RECORDS FOR THE EXERCISE =>
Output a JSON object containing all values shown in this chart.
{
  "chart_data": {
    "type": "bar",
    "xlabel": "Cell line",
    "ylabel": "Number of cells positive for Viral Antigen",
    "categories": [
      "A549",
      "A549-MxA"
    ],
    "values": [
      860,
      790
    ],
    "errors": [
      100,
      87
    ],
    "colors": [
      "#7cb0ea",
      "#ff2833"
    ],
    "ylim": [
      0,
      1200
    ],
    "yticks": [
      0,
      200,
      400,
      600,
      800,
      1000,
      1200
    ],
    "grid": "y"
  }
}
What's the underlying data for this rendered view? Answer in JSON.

---

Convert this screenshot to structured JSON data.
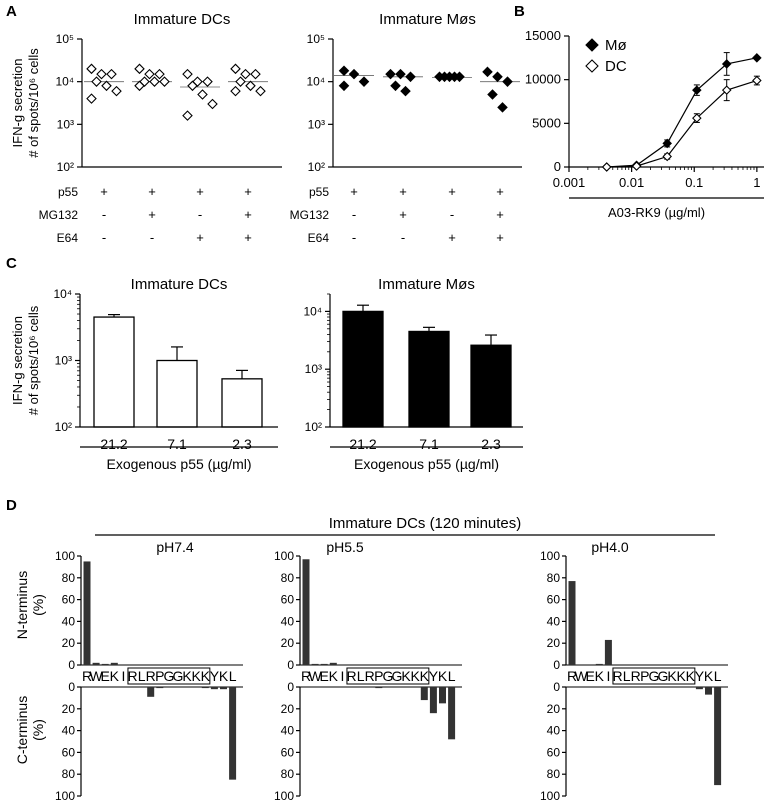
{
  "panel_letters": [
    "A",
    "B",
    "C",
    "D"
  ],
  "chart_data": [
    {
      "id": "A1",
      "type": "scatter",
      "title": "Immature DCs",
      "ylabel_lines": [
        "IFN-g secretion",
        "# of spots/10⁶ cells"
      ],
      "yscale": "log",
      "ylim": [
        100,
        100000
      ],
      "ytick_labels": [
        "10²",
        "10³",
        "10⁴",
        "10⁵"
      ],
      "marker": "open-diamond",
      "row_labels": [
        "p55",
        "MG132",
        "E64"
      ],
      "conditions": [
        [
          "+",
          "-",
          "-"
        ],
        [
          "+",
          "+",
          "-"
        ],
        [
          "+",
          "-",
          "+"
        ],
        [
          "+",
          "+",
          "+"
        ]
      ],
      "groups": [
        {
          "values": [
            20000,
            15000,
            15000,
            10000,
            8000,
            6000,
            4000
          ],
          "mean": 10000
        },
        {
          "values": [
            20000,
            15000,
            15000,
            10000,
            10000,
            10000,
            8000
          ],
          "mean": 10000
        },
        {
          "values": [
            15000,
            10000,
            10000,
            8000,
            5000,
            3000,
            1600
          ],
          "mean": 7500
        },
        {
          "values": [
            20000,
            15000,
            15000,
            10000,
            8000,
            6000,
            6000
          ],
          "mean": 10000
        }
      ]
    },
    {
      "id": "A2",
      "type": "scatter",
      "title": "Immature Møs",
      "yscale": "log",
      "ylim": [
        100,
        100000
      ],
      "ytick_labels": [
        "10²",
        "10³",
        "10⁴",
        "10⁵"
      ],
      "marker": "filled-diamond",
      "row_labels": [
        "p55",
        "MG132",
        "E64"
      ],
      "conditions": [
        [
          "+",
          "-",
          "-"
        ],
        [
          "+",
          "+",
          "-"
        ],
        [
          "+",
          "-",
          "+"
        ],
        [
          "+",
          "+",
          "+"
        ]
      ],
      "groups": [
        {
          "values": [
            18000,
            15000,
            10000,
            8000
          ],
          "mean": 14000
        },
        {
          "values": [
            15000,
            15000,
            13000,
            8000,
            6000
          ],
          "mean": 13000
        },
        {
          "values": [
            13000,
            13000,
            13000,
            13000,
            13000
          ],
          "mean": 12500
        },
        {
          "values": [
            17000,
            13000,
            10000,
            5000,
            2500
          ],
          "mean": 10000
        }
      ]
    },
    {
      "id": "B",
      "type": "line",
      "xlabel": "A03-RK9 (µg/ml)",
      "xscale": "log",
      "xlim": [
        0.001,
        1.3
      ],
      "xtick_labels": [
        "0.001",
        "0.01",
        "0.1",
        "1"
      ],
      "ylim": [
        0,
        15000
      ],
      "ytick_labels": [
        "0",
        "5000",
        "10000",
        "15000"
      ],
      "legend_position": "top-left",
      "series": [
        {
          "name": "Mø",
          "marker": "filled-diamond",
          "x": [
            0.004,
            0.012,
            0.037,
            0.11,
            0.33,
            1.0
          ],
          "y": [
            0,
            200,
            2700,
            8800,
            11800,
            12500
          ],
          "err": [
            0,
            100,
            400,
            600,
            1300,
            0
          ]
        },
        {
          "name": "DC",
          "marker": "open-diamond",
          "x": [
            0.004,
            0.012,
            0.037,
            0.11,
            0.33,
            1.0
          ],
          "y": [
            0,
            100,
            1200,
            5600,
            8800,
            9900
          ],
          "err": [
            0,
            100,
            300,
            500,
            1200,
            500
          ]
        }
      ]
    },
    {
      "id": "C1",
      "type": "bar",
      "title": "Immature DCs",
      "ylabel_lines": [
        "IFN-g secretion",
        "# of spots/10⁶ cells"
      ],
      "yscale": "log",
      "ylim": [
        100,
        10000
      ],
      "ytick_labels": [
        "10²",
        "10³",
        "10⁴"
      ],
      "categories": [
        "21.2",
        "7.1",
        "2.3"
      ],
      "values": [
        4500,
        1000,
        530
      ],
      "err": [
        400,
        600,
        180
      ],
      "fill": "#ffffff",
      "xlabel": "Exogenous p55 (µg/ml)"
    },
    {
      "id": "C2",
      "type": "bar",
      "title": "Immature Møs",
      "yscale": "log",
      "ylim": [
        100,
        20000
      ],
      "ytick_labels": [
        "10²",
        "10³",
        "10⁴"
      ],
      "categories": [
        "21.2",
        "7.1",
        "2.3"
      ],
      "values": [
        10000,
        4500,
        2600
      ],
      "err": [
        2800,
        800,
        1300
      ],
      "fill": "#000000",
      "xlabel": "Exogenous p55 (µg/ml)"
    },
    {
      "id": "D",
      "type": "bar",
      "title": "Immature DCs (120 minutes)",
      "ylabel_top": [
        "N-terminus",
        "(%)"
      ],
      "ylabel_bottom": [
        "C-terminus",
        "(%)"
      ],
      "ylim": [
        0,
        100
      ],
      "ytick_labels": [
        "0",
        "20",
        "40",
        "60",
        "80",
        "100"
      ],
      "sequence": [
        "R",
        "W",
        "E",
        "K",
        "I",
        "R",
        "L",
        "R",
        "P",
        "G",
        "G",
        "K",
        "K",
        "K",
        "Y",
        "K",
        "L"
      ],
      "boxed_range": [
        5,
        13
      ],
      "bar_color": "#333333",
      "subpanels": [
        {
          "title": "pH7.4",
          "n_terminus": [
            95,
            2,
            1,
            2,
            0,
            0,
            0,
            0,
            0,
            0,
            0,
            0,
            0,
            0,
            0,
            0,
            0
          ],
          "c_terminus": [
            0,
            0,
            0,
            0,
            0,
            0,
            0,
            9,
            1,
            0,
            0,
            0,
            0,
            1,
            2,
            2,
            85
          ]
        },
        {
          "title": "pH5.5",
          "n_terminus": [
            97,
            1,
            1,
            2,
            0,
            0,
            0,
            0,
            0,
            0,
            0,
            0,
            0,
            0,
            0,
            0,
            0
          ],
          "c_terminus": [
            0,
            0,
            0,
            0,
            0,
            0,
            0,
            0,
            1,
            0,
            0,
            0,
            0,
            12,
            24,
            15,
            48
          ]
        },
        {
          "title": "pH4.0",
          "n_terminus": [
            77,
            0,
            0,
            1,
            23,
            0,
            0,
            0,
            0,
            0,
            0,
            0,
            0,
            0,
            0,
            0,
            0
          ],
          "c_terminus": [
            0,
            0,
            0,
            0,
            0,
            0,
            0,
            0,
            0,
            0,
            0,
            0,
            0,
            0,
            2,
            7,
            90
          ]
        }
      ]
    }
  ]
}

* * *

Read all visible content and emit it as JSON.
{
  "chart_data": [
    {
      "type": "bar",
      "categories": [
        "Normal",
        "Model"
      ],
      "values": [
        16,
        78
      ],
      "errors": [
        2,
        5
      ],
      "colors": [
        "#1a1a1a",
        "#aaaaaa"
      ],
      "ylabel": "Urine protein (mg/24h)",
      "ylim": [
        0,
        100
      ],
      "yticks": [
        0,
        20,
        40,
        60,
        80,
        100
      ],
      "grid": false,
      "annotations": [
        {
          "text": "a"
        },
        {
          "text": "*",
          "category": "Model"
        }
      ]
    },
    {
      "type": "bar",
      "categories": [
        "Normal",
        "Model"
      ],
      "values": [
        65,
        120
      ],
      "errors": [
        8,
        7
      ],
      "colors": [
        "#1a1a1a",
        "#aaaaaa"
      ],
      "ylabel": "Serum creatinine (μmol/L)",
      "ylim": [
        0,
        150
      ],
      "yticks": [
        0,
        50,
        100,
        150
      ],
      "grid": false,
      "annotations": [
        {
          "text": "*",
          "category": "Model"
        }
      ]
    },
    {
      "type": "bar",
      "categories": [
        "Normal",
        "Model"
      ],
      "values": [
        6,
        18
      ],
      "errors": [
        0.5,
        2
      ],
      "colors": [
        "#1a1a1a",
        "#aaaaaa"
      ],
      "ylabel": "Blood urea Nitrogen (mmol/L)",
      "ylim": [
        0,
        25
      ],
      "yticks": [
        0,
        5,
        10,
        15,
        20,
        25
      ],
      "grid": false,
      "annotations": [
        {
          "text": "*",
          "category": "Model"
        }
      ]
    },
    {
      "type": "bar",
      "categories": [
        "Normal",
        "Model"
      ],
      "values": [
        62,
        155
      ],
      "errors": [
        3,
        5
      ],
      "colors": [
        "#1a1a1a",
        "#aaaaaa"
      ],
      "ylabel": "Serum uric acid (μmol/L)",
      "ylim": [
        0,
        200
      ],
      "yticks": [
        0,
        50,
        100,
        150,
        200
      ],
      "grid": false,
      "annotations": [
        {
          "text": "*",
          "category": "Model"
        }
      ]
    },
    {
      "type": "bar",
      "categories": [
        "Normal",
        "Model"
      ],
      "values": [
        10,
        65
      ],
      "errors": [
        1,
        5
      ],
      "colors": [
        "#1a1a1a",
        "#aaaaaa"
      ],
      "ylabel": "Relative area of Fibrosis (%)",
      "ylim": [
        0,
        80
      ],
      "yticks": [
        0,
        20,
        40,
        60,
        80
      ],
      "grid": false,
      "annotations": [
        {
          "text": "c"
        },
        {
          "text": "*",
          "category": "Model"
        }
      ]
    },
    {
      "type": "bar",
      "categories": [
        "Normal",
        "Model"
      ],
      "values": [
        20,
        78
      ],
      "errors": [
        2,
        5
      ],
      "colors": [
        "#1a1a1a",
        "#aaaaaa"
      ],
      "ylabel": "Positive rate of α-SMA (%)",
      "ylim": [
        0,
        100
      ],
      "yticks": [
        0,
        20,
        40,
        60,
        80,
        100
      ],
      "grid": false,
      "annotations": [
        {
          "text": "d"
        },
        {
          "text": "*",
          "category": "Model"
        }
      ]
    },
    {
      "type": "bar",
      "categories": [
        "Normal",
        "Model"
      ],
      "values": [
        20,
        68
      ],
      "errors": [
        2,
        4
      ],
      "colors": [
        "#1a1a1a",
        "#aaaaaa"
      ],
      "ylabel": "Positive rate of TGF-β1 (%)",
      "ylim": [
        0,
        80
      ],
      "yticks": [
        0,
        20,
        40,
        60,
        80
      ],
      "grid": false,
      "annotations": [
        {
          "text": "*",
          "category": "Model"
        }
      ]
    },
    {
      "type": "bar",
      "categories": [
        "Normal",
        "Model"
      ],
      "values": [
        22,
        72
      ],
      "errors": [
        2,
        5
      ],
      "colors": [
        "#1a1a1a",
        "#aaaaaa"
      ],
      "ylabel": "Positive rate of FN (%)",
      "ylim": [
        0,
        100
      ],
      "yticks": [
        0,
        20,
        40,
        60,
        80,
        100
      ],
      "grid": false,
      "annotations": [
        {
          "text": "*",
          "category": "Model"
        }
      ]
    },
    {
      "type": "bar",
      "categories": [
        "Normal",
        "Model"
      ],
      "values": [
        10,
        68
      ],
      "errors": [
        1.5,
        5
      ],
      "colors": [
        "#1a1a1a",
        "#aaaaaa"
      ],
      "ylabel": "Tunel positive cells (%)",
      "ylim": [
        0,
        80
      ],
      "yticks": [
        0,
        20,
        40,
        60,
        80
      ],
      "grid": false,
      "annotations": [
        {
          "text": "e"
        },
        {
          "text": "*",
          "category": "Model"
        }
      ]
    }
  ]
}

WHAT NEEDS TO BE DONE => The range runs from the line above containing "Output a JSON" to the line containing "What's the underlying", inclusive. Restate those lines word for word and no others.

FINISHED TASK =>
Output a JSON object containing all values shown in this chart.
{
  "chart_data": {
    "type": "bar",
    "xlabel": "Cell line",
    "ylabel": "Number of cells positive for Viral Antigen",
    "categories": [
      "A549",
      "A549-MxA"
    ],
    "values": [
      860,
      790
    ],
    "errors": [
      100,
      87
    ],
    "colors": [
      "#7cb0ea",
      "#ff2833"
    ],
    "ylim": [
      0,
      1200
    ],
    "yticks": [
      0,
      200,
      400,
      600,
      800,
      1000,
      1200
    ],
    "grid": "y"
  }
}
What's the underlying data for this rendered view? Answer in JSON.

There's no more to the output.